◆ **GIVEN PROBLEM**
Locate every line in the records below that holds the word "deus" and return each one.

◆ **INPUT RECORDS**

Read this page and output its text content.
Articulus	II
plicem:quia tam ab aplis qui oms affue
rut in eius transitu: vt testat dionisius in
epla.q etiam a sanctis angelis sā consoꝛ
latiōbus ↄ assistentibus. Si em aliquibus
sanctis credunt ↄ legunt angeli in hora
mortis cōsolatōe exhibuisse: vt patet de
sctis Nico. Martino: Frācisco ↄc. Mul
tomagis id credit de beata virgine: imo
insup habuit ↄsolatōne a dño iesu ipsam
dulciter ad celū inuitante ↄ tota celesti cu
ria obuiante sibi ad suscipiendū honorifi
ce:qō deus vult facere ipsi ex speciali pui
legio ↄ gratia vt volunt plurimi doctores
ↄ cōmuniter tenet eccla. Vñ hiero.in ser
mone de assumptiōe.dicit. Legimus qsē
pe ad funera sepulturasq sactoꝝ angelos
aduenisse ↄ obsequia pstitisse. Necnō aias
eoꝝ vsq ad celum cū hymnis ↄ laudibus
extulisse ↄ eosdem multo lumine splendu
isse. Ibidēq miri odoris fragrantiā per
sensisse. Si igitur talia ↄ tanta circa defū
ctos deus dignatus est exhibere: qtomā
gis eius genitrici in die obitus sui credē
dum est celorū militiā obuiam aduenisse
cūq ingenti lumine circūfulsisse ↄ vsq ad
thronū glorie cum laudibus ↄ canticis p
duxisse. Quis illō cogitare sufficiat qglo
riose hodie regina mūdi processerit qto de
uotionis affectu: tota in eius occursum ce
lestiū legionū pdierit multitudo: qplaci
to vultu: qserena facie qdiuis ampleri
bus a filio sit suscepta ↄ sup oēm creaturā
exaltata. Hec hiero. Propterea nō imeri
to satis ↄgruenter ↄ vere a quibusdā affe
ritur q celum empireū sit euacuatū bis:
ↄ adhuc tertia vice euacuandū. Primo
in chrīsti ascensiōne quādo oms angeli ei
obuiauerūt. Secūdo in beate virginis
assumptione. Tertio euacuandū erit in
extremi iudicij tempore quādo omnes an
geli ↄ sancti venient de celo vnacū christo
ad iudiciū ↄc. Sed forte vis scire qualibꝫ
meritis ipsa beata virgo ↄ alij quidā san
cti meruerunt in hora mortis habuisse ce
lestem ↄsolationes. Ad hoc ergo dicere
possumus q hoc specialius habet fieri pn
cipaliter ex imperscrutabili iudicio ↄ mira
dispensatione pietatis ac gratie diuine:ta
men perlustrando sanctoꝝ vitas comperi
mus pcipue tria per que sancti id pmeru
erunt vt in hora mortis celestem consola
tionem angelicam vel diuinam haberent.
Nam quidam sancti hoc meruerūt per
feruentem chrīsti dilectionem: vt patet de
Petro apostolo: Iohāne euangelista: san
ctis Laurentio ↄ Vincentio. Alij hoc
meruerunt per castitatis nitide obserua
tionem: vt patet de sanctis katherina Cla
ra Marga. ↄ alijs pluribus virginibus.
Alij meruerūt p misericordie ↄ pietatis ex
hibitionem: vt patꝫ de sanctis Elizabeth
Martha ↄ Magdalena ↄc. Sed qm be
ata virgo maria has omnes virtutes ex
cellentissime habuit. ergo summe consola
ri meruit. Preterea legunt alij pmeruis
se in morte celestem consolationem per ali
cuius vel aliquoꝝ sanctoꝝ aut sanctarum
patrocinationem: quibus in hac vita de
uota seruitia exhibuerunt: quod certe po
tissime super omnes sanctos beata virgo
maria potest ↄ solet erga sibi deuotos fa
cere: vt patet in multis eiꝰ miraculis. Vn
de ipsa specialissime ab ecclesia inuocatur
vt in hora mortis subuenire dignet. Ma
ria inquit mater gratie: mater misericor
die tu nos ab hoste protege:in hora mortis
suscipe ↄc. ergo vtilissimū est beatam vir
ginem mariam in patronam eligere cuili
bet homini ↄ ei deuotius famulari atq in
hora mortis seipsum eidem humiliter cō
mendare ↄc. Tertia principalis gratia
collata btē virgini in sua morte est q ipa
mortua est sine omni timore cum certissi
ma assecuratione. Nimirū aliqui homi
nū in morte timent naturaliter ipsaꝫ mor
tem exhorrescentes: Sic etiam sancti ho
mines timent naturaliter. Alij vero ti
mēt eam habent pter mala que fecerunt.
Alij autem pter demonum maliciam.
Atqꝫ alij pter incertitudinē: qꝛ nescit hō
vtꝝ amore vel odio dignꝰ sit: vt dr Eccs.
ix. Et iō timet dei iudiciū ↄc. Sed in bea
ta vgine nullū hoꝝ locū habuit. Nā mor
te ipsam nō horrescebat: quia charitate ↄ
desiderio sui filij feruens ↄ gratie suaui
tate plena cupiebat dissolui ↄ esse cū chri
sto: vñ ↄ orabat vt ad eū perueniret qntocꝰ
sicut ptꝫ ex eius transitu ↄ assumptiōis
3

◆ **EXPECTED OUTPUT**
ce:qō deus vult facere ipsi ex speciali pui
ctos deus dignatus est exhibere: qtomā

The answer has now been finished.